→ **REQUIRED WORK**:
Wherever the word "General" appears in a line, extract that line.

===== EXTRACTED INFORMATION =====

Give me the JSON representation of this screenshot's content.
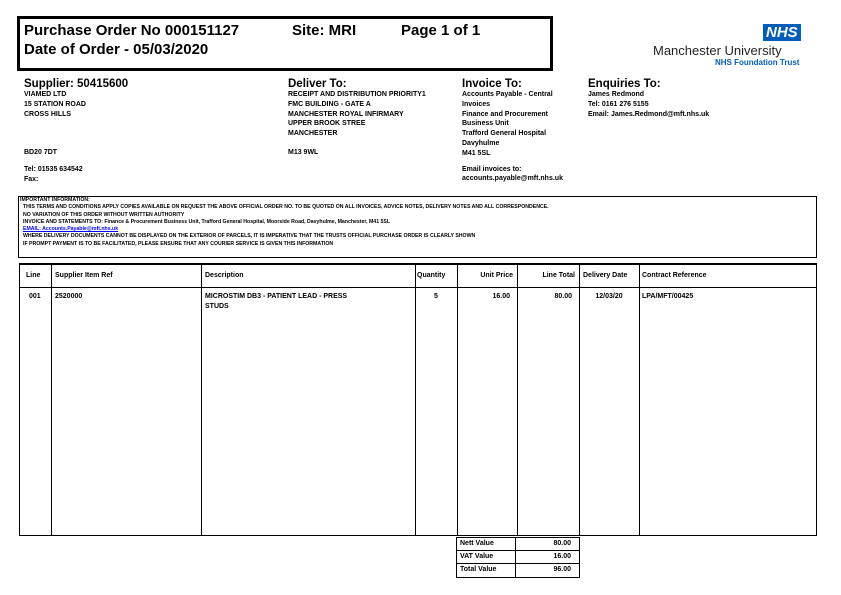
{
  "header": {
    "po_title": "Purchase Order No 000151127",
    "site": "Site: MRI",
    "page": "Page 1 of 1",
    "date": "Date of Order - 05/03/2020"
  },
  "logo": {
    "nhs": "NHS",
    "org": "Manchester University",
    "trust": "NHS Foundation Trust",
    "color": "#005eb8"
  },
  "supplier": {
    "title": "Supplier: 50415600",
    "lines": [
      "VIAMED LTD",
      "15 STATION ROAD",
      "CROSS HILLS"
    ],
    "postcode": "BD20 7DT",
    "tel": "Tel: 01535 634542",
    "fax": "Fax:"
  },
  "deliver": {
    "title": "Deliver To:",
    "lines": [
      "RECEIPT AND DISTRIBUTION PRIORITY1",
      "FMC BUILDING - GATE A",
      "MANCHESTER ROYAL INFIRMARY",
      "UPPER BROOK STREE",
      "MANCHESTER"
    ],
    "postcode": "M13 9WL"
  },
  "invoice": {
    "title": "Invoice To:",
    "lines": [
      "Accounts Payable - Central",
      "Invoices",
      "Finance and Procurement",
      "Business Unit",
      "Trafford General Hospital",
      "Davyhulme",
      "M41 5SL"
    ],
    "email_label": "Email invoices to:",
    "email": "accounts.payable@mft.nhs.uk"
  },
  "enquiries": {
    "title": "Enquiries To:",
    "lines": [
      "James Redmond",
      "Tel: 0161 276 5155",
      "Email: James.Redmond@mft.nhs.uk"
    ]
  },
  "important": {
    "title": "IMPORTANT INFORMATION:",
    "lines": [
      "THIS TERMS AND CONDITIONS APPLY COPIES AVAILABLE ON REQUEST THE ABOVE OFFICIAL ORDER NO. TO BE QUOTED ON ALL INVOICES, ADVICE NOTES, DELIVERY NOTES AND ALL CORRESPONDENCE.",
      "NO VARIATION OF THIS ORDER WITHOUT WRITTEN AUTHORITY",
      "INVOICE AND STATEMENTS TO: Finance & Procurement Business Unit, Trafford General Hospital, Moorside Road, Davyhulme, Manchester, M41 5SL"
    ],
    "link": "EMAIL: Accounts.Payable@mft.nhs.uk",
    "lines2": [
      "WHERE DELIVERY DOCUMENTS CANNOT BE DISPLAYED ON THE EXTERIOR OF PARCELS, IT IS IMPERATIVE THAT THE TRUSTS OFFICIAL PURCHASE ORDER IS CLEARLY SHOWN",
      "IF PROMPT PAYMENT IS TO BE FACILITATED, PLEASE ENSURE THAT ANY COURIER SERVICE IS GIVEN THIS INFORMATION"
    ]
  },
  "table": {
    "headers": [
      "Line",
      "Supplier Item Ref",
      "Description",
      "Quantity",
      "Unit Price",
      "Line Total",
      "Delivery Date",
      "Contract Reference"
    ],
    "rows": [
      {
        "line": "001",
        "ref": "2520000",
        "desc1": "MICROSTIM DB3 - PATIENT LEAD - PRESS",
        "desc2": "STUDS",
        "qty": "5",
        "unit": "16.00",
        "total": "80.00",
        "date": "12/03/20",
        "contract": "LPA/MFT/00425"
      }
    ]
  },
  "totals": {
    "net_label": "Nett Value",
    "net": "80.00",
    "vat_label": "VAT Value",
    "vat": "16.00",
    "total_label": "Total Value",
    "total": "96.00"
  }
}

=====

→ **SOLUTION**:
      "Trafford General Hospital",
      "INVOICE AND STATEMENTS TO: Finance & Procurement Business Unit, Trafford General Hospital, Moorside Road, Davyhulme, Manchester, M41 5SL"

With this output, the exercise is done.